Available records:
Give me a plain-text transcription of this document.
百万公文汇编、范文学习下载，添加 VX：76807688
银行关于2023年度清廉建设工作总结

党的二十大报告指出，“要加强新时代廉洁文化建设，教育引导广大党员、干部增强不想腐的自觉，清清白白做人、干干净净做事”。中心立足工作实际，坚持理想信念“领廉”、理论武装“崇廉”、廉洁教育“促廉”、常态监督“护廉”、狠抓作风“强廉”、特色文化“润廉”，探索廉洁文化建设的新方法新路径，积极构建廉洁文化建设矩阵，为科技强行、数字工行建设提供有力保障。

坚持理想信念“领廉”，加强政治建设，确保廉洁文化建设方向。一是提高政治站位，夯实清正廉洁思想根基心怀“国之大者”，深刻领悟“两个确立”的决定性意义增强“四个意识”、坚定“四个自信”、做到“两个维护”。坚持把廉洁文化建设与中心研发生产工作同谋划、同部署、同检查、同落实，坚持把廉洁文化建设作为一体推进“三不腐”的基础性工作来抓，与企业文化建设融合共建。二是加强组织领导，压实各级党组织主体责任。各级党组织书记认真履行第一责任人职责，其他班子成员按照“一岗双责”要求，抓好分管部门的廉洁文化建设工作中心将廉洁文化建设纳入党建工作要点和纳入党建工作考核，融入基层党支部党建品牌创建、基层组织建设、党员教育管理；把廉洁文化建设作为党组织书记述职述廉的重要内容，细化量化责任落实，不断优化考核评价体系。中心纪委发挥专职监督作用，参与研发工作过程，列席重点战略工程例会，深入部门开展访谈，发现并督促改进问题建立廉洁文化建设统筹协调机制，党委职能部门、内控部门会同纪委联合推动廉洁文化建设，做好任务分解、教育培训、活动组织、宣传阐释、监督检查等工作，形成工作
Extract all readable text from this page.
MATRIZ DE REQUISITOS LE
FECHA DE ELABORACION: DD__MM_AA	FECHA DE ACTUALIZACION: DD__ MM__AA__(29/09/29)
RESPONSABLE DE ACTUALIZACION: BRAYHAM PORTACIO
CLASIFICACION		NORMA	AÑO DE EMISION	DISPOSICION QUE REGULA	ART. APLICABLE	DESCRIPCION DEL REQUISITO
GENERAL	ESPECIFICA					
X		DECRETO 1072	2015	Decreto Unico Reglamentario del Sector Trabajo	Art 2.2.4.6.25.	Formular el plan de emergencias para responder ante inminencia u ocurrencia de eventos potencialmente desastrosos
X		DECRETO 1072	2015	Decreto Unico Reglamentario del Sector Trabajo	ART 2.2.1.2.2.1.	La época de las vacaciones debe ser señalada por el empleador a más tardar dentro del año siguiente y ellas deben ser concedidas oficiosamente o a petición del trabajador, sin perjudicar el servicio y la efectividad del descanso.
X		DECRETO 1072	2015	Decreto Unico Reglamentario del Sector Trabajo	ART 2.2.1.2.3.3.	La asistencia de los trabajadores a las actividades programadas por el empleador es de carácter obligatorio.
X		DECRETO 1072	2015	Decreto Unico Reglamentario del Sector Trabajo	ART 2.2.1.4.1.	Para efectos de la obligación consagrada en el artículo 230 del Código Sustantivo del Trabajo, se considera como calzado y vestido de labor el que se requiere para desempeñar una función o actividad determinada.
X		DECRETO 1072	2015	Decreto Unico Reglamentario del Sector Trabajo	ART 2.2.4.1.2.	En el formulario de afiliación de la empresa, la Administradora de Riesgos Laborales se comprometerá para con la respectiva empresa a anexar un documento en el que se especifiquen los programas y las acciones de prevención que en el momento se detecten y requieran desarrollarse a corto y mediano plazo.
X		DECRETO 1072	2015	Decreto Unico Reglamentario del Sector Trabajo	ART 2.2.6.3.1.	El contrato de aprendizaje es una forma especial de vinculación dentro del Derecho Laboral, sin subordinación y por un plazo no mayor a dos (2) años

Problem to solve:
Check each line of the data above for the word "坚持理想信念", then state how many lines have it. Give the number alone.

Exercise answer:
2